GIVEN EXERCISE — Every line of the records below should be restated exactly.
───── MATERIAL SUPPLIED ─────
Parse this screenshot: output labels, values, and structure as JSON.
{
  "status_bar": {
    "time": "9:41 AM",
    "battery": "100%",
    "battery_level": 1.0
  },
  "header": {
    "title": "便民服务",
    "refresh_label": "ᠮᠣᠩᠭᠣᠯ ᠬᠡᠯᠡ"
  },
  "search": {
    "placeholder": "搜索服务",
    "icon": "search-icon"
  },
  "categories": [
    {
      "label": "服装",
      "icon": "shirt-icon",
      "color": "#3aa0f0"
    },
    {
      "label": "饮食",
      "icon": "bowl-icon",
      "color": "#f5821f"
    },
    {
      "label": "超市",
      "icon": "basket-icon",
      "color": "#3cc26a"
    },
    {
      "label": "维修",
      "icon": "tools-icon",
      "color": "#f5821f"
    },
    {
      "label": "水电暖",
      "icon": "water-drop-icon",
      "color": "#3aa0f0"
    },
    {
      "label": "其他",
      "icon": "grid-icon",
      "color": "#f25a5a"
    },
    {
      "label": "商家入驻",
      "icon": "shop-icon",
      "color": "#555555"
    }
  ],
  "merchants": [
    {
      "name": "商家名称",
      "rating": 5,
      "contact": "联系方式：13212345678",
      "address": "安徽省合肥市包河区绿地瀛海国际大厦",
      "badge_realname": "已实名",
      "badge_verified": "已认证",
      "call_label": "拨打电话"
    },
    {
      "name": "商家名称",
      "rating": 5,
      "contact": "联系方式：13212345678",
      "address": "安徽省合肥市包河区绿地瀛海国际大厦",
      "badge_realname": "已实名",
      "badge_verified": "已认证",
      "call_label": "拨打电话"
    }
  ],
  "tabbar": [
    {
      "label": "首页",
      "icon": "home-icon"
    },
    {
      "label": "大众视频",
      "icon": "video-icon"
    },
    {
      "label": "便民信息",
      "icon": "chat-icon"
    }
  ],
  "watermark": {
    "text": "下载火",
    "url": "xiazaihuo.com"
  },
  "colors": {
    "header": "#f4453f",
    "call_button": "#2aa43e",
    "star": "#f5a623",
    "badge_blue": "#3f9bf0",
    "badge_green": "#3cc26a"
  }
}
─────
THE SOLUTION —
Parse this screenshot: output labels, values, and structure as JSON.
{
  "status_bar": {
    "time": "9:41 AM",
    "battery": "100%",
    "battery_level": 1.0
  },
  "header": {
    "title": "便民服务",
    "refresh_label": "ᠮᠣᠩᠭᠣᠯ ᠬᠡᠯᠡ"
  },
  "search": {
    "placeholder": "搜索服务",
    "icon": "search-icon"
  },
  "categories": [
    {
      "label": "服装",
      "icon": "shirt-icon",
      "color": "#3aa0f0"
    },
    {
      "label": "饮食",
      "icon": "bowl-icon",
      "color": "#f5821f"
    },
    {
      "label": "超市",
      "icon": "basket-icon",
      "color": "#3cc26a"
    },
    {
      "label": "维修",
      "icon": "tools-icon",
      "color": "#f5821f"
    },
    {
      "label": "水电暖",
      "icon": "water-drop-icon",
      "color": "#3aa0f0"
    },
    {
      "label": "其他",
      "icon": "grid-icon",
      "color": "#f25a5a"
    },
    {
      "label": "商家入驻",
      "icon": "shop-icon",
      "color": "#555555"
    }
  ],
  "merchants": [
    {
      "name": "商家名称",
      "rating": 5,
      "contact": "联系方式：13212345678",
      "address": "安徽省合肥市包河区绿地瀛海国际大厦",
      "badge_realname": "已实名",
      "badge_verified": "已认证",
      "call_label": "拨打电话"
    },
    {
      "name": "商家名称",
      "rating": 5,
      "contact": "联系方式：13212345678",
      "address": "安徽省合肥市包河区绿地瀛海国际大厦",
      "badge_realname": "已实名",
      "badge_verified": "已认证",
      "call_label": "拨打电话"
    }
  ],
  "tabbar": [
    {
      "label": "首页",
      "icon": "home-icon"
    },
    {
      "label": "大众视频",
      "icon": "video-icon"
    },
    {
      "label": "便民信息",
      "icon": "chat-icon"
    }
  ],
  "watermark": {
    "text": "下载火",
    "url": "xiazaihuo.com"
  },
  "colors": {
    "header": "#f4453f",
    "call_button": "#2aa43e",
    "star": "#f5a623",
    "badge_blue": "#3f9bf0",
    "badge_green": "#3cc26a"
  }
}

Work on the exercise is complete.